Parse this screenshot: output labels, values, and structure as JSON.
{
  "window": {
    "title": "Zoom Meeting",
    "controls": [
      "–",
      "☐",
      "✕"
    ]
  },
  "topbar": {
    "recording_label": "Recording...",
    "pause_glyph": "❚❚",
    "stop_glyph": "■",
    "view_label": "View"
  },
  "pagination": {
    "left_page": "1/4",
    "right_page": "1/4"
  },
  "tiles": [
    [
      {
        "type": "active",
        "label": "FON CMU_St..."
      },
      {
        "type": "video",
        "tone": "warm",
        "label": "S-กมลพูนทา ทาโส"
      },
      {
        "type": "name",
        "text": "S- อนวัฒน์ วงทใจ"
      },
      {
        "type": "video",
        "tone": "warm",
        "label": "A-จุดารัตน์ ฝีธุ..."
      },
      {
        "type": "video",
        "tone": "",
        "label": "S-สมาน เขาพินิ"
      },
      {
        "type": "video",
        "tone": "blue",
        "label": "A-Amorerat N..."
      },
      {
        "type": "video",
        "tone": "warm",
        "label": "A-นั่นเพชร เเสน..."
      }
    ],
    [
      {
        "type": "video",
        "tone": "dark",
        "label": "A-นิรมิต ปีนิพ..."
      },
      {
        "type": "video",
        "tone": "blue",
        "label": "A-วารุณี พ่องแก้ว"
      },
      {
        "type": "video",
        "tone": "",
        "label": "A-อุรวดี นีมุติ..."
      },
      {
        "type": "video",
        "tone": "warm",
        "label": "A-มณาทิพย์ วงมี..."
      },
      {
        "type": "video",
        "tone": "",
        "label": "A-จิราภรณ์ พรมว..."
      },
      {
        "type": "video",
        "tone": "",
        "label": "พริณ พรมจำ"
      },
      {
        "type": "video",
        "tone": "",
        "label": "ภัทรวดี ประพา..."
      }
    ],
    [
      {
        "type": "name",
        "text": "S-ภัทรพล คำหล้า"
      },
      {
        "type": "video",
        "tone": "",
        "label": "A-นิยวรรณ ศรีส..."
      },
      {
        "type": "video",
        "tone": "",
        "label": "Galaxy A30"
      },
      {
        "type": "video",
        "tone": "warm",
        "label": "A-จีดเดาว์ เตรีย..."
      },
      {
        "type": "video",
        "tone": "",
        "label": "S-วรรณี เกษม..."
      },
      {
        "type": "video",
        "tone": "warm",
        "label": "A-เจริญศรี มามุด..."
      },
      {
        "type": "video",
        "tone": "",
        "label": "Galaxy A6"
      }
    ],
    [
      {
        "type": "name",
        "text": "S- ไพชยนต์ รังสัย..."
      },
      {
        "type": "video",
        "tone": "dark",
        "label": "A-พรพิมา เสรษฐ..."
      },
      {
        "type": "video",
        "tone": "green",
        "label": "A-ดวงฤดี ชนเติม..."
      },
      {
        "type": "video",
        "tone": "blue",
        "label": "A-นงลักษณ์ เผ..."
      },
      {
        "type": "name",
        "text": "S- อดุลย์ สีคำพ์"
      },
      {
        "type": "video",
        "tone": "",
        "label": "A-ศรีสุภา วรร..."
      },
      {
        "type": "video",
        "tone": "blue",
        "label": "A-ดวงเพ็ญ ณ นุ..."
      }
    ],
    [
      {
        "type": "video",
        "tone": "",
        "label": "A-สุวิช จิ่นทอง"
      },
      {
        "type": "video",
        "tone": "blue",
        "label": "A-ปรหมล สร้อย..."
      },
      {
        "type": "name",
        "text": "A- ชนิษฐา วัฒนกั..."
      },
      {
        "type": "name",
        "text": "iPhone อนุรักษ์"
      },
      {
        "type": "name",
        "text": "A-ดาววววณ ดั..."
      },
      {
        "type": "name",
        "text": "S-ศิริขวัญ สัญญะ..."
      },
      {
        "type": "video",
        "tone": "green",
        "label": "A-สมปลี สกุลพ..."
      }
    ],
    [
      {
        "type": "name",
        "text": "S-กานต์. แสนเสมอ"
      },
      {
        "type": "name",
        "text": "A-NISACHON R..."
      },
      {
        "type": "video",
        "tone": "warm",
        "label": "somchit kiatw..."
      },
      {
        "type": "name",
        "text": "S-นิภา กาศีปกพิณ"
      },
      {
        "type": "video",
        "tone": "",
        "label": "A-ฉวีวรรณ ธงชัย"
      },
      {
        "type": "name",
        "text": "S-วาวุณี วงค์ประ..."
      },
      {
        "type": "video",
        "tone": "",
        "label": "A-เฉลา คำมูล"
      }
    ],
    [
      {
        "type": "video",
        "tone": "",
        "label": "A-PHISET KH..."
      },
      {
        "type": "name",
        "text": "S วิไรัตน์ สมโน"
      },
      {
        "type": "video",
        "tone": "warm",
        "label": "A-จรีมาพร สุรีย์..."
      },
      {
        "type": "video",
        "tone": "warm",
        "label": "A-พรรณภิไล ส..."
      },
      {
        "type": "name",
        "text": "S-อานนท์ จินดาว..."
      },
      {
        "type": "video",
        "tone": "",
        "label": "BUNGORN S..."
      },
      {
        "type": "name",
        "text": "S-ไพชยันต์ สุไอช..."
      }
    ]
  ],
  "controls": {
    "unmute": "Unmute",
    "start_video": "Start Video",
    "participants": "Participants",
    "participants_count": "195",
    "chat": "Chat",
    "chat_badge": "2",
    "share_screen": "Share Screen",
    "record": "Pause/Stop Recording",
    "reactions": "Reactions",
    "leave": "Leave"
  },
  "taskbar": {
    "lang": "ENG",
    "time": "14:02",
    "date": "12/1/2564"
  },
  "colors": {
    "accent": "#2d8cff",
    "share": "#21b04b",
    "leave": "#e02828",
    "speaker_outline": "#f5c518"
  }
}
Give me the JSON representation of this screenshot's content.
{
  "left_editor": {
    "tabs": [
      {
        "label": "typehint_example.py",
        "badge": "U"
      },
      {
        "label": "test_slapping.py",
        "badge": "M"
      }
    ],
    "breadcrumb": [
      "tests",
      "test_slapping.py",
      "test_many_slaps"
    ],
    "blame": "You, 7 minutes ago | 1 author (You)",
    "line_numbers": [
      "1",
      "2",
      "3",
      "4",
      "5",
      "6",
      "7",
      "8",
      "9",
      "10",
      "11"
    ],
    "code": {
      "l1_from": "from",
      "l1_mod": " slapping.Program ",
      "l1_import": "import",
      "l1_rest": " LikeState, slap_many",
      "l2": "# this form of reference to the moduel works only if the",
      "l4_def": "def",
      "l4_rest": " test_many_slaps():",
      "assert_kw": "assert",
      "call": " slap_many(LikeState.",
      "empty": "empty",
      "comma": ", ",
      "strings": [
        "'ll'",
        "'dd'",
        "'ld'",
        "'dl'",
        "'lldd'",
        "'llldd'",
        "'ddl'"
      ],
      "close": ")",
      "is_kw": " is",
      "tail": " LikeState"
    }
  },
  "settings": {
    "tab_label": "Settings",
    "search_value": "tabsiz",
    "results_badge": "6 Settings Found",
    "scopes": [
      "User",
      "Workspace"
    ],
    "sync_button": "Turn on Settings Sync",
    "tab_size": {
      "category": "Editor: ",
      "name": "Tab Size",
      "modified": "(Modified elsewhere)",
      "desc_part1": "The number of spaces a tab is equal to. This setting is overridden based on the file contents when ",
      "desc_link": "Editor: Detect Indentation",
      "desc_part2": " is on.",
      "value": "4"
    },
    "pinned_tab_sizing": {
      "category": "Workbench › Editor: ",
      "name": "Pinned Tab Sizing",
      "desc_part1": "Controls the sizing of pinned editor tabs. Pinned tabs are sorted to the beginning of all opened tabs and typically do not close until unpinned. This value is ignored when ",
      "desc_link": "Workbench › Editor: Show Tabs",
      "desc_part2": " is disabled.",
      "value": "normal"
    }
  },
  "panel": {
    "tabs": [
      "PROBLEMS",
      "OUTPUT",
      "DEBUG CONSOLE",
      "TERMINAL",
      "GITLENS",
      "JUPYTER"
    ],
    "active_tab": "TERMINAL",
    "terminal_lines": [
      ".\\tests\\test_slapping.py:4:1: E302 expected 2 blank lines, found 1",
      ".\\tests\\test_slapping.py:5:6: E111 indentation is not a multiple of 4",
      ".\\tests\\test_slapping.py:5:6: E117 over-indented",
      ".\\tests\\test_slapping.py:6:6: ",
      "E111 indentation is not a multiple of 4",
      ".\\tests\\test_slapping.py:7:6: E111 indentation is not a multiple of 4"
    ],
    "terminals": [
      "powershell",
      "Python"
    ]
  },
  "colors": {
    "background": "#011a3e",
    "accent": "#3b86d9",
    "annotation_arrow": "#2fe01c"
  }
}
__________________________________________________
**DESCRIPTION OF THE TASK**. Search the listing for the word "category" and return each line that holds it.

**RESULT OF THE EXERCISE**.
      "category": "Editor: ",
      "category": "Workbench › Editor: ",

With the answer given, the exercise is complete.